* RECORD EXTRACTS *
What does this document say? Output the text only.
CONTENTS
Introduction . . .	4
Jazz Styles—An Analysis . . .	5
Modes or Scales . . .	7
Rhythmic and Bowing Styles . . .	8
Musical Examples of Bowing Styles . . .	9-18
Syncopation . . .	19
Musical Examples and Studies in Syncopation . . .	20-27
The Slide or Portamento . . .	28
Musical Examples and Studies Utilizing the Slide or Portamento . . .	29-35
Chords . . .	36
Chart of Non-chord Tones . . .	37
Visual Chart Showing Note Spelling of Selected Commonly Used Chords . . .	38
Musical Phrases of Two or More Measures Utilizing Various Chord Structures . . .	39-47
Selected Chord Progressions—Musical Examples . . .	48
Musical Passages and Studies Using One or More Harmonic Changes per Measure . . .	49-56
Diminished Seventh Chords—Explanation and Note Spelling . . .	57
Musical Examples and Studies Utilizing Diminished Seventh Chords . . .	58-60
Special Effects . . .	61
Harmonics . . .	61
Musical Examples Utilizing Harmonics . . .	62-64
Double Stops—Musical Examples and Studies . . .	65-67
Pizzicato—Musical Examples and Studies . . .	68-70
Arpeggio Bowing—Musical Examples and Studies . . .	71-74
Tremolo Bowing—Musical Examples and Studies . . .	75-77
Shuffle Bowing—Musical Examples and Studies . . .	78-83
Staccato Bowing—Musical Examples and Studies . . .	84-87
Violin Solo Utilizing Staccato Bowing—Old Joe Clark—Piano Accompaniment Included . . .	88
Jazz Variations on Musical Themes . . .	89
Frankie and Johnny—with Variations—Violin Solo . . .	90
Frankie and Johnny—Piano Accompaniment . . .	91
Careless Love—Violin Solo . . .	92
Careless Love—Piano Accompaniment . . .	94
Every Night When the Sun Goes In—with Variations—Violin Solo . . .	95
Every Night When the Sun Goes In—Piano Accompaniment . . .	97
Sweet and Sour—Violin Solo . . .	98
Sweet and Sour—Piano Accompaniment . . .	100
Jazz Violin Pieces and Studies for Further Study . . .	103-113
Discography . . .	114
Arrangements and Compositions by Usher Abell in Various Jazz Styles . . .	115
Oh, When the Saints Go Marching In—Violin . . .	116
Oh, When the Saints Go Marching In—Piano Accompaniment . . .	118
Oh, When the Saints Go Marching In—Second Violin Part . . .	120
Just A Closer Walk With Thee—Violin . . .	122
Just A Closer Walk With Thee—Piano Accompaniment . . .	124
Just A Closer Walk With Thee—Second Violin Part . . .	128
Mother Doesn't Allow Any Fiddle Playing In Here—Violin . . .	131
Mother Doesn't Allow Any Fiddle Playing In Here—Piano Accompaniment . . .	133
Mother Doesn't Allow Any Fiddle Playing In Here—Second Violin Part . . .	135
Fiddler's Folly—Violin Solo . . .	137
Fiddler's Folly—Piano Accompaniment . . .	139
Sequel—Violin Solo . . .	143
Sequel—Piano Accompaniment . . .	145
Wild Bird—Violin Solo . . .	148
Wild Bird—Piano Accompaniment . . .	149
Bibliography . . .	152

* INSTRUCTIONS FOR THE TASK *
Pull out all lines from the entries above in which the word "Walk" appears.

* FINAL ANSWER *
Just A Closer Walk With Thee—Violin . . .	122
Just A Closer Walk With Thee—Piano Accompaniment . . .	124
Just A Closer Walk With Thee—Second Violin Part . . .	128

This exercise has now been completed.